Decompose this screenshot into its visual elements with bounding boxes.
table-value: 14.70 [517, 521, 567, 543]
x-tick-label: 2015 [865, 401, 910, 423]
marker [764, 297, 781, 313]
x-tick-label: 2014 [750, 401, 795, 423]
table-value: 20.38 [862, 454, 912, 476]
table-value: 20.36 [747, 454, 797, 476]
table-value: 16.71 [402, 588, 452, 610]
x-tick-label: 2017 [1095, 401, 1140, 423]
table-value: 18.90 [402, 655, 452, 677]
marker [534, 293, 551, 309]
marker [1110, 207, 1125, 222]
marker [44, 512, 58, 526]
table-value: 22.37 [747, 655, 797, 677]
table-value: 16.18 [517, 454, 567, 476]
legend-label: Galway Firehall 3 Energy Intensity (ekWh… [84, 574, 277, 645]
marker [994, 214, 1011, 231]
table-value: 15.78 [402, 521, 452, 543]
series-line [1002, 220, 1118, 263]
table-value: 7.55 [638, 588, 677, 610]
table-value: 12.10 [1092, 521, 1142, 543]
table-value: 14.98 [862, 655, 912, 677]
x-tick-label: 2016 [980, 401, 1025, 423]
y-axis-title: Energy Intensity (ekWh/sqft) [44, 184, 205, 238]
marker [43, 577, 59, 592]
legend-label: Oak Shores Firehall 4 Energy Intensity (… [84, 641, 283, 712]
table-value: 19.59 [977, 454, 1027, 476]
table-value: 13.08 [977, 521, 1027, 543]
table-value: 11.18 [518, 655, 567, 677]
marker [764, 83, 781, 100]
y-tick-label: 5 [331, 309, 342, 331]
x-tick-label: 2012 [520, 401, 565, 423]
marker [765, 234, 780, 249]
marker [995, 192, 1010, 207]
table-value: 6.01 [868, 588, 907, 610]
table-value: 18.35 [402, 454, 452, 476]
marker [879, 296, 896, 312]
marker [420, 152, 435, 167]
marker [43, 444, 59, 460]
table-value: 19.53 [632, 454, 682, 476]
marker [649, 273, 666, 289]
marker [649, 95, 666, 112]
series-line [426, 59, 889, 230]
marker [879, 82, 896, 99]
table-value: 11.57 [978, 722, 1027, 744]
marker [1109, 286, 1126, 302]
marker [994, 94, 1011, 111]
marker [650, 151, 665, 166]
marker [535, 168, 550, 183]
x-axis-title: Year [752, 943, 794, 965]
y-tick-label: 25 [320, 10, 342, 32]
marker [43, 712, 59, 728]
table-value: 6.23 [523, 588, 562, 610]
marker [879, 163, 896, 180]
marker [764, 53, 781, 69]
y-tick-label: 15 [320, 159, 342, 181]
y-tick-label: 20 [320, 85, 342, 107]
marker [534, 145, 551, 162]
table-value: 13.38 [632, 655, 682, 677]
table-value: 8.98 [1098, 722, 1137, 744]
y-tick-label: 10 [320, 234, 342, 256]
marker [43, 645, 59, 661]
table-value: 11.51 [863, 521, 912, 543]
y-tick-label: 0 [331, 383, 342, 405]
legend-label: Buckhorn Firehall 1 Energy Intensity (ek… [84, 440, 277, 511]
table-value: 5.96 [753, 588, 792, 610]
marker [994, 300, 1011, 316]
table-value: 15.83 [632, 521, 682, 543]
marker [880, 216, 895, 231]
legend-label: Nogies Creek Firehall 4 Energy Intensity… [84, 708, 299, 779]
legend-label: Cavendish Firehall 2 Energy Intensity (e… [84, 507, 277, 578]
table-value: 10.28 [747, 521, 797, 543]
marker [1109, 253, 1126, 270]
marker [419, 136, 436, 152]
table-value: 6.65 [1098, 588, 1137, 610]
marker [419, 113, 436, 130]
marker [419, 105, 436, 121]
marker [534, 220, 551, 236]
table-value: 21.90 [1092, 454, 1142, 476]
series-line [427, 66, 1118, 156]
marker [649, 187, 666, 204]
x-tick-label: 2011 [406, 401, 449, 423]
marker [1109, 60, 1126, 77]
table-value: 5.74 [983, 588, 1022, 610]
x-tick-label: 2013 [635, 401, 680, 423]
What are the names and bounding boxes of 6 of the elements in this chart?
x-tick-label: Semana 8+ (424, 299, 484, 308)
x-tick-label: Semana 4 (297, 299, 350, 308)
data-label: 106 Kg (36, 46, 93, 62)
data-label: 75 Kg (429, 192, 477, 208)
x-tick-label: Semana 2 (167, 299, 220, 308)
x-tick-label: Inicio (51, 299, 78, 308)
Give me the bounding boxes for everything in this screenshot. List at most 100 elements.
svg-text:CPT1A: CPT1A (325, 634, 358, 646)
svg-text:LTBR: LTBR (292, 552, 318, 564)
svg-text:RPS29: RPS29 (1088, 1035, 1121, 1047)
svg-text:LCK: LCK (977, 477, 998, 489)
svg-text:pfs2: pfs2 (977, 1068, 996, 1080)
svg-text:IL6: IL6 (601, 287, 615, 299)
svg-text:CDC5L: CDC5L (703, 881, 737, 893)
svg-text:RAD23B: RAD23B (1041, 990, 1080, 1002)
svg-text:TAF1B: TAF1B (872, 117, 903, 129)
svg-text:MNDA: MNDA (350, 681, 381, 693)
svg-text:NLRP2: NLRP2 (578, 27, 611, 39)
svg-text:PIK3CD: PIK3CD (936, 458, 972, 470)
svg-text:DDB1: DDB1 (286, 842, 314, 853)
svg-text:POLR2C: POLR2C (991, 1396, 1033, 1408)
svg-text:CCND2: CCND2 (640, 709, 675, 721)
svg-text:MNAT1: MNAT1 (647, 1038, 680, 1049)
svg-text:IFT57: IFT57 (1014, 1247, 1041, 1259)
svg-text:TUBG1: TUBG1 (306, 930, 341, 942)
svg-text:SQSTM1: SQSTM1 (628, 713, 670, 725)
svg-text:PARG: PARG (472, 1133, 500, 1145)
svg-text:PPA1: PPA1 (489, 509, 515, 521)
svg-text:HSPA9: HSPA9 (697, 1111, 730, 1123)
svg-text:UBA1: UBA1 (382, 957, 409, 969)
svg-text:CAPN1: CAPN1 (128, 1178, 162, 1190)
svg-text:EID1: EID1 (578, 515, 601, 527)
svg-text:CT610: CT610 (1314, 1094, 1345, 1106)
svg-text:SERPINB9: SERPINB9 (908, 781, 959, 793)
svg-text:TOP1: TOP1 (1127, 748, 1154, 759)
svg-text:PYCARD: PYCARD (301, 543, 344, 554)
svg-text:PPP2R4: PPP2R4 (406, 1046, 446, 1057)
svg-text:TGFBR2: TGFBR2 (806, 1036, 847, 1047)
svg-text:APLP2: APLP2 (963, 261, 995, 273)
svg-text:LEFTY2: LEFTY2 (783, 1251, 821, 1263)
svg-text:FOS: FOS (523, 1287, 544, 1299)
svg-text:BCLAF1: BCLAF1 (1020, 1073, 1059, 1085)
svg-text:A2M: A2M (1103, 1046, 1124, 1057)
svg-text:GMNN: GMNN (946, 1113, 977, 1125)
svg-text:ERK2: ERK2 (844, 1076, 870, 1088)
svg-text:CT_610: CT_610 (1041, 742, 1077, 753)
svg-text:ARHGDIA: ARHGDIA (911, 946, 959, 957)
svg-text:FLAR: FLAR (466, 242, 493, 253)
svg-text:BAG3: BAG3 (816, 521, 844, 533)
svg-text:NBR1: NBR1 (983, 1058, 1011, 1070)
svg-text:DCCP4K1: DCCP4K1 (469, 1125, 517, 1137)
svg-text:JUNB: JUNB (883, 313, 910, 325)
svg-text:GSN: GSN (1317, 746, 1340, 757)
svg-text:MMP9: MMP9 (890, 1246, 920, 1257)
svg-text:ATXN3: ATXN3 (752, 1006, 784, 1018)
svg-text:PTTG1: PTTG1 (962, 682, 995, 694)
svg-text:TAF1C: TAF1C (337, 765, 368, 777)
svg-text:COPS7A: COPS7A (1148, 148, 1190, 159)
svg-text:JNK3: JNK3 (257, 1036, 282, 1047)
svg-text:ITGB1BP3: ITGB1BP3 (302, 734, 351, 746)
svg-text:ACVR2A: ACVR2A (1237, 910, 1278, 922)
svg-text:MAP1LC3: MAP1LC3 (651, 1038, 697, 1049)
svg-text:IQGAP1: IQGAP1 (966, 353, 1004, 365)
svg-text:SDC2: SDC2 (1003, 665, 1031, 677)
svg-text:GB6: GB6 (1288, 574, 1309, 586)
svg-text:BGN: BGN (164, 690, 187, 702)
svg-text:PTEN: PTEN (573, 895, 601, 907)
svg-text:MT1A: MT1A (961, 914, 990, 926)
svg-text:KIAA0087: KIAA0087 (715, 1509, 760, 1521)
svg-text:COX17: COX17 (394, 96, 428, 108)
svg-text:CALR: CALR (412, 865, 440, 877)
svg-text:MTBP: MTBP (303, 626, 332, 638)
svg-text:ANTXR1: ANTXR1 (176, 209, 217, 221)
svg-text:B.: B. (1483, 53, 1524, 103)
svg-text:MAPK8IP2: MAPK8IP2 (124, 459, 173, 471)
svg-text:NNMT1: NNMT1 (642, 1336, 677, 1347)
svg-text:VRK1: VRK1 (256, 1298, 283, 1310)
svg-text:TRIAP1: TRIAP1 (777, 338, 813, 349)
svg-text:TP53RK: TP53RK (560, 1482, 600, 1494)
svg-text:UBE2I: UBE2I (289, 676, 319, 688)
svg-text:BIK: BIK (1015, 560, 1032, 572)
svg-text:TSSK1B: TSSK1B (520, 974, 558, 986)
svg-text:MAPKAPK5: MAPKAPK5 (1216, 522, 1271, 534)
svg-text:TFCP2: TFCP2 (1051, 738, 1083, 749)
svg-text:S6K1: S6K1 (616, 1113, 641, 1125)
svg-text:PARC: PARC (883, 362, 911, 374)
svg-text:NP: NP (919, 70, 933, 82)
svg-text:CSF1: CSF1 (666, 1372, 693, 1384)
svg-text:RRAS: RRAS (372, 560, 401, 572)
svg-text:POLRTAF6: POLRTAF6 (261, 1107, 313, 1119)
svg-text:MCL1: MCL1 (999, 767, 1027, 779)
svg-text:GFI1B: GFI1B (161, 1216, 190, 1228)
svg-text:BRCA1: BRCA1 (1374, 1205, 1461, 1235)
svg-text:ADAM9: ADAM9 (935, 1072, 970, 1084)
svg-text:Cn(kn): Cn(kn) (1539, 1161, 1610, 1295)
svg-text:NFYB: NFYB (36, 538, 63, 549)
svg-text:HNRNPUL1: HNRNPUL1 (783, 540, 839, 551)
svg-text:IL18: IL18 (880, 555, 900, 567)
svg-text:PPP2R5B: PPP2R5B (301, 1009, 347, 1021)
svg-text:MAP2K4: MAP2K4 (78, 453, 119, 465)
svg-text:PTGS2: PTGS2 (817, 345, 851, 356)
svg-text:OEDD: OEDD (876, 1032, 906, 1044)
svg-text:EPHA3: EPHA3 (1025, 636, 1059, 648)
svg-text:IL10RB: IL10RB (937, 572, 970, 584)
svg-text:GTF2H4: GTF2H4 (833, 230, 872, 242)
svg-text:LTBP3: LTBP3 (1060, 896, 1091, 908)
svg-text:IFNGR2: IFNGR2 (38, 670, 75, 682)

----------

Give back, word for word, the part of the material that opens with its very first line and closes with the line containing "table-value: 20.36 [747, 454, 797, 476]", including both of those lines.

PROBLEM SOLUTION:
Decompose this screenshot into its visual elements with bounding boxes.
table-value: 14.70 [517, 521, 567, 543]
x-tick-label: 2015 [865, 401, 910, 423]
marker [764, 297, 781, 313]
x-tick-label: 2014 [750, 401, 795, 423]
table-value: 20.38 [862, 454, 912, 476]
table-value: 20.36 [747, 454, 797, 476]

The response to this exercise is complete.